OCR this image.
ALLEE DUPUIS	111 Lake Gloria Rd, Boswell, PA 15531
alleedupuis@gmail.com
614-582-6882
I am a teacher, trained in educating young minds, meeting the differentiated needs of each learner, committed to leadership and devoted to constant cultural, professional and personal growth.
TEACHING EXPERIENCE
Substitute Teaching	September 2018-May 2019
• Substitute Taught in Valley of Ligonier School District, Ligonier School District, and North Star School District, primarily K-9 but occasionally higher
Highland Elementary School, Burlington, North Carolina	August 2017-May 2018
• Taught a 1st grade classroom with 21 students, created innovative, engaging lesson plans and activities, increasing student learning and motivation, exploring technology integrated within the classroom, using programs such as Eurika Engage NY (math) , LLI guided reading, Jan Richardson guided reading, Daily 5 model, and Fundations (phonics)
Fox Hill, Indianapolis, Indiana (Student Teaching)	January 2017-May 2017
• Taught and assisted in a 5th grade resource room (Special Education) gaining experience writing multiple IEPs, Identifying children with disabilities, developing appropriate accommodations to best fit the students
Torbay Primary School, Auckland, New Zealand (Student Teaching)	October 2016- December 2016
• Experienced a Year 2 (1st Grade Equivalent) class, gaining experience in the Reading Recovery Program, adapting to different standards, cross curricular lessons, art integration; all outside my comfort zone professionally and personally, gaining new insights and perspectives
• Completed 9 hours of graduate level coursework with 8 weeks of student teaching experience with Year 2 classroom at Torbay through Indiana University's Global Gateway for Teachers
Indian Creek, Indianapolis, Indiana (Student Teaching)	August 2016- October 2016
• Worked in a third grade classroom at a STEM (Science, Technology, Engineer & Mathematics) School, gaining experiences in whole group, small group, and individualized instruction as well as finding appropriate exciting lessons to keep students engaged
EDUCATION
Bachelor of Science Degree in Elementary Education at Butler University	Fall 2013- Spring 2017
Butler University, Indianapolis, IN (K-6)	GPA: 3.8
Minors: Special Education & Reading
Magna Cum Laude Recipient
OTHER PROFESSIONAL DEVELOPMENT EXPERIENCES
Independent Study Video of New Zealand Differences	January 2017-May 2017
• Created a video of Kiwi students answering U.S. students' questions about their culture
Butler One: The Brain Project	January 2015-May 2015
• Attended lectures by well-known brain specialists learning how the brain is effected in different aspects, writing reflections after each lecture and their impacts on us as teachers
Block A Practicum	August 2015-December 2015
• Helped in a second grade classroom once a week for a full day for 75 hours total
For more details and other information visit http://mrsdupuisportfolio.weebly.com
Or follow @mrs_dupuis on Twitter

++++++++++++++++++++

* **SET TASK**: Each entry above needs to be retyped exactly.

* **FULL RESPONSE**:
OCR this image.
ALLEE DUPUIS	111 Lake Gloria Rd, Boswell, PA 15531
alleedupuis@gmail.com
614-582-6882
I am a teacher, trained in educating young minds, meeting the differentiated needs of each learner, committed to leadership and devoted to constant cultural, professional and personal growth.
TEACHING EXPERIENCE
Substitute Teaching	September 2018-May 2019
• Substitute Taught in Valley of Ligonier School District, Ligonier School District, and North Star School District, primarily K-9 but occasionally higher
Highland Elementary School, Burlington, North Carolina	August 2017-May 2018
• Taught a 1st grade classroom with 21 students, created innovative, engaging lesson plans and activities, increasing student learning and motivation, exploring technology integrated within the classroom, using programs such as Eurika Engage NY (math) , LLI guided reading, Jan Richardson guided reading, Daily 5 model, and Fundations (phonics)
Fox Hill, Indianapolis, Indiana (Student Teaching)	January 2017-May 2017
• Taught and assisted in a 5th grade resource room (Special Education) gaining experience writing multiple IEPs, Identifying children with disabilities, developing appropriate accommodations to best fit the students
Torbay Primary School, Auckland, New Zealand (Student Teaching)	October 2016- December 2016
• Experienced a Year 2 (1st Grade Equivalent) class, gaining experience in the Reading Recovery Program, adapting to different standards, cross curricular lessons, art integration; all outside my comfort zone professionally and personally, gaining new insights and perspectives
• Completed 9 hours of graduate level coursework with 8 weeks of student teaching experience with Year 2 classroom at Torbay through Indiana University's Global Gateway for Teachers
Indian Creek, Indianapolis, Indiana (Student Teaching)	August 2016- October 2016
• Worked in a third grade classroom at a STEM (Science, Technology, Engineer & Mathematics) School, gaining experiences in whole group, small group, and individualized instruction as well as finding appropriate exciting lessons to keep students engaged
EDUCATION
Bachelor of Science Degree in Elementary Education at Butler University	Fall 2013- Spring 2017
Butler University, Indianapolis, IN (K-6)	GPA: 3.8
Minors: Special Education & Reading
Magna Cum Laude Recipient
OTHER PROFESSIONAL DEVELOPMENT EXPERIENCES
Independent Study Video of New Zealand Differences	January 2017-May 2017
• Created a video of Kiwi students answering U.S. students' questions about their culture
Butler One: The Brain Project	January 2015-May 2015
• Attended lectures by well-known brain specialists learning how the brain is effected in different aspects, writing reflections after each lecture and their impacts on us as teachers
Block A Practicum	August 2015-December 2015
• Helped in a second grade classroom once a week for a full day for 75 hours total
For more details and other information visit http://mrsdupuisportfolio.weebly.com
Or follow @mrs_dupuis on Twitter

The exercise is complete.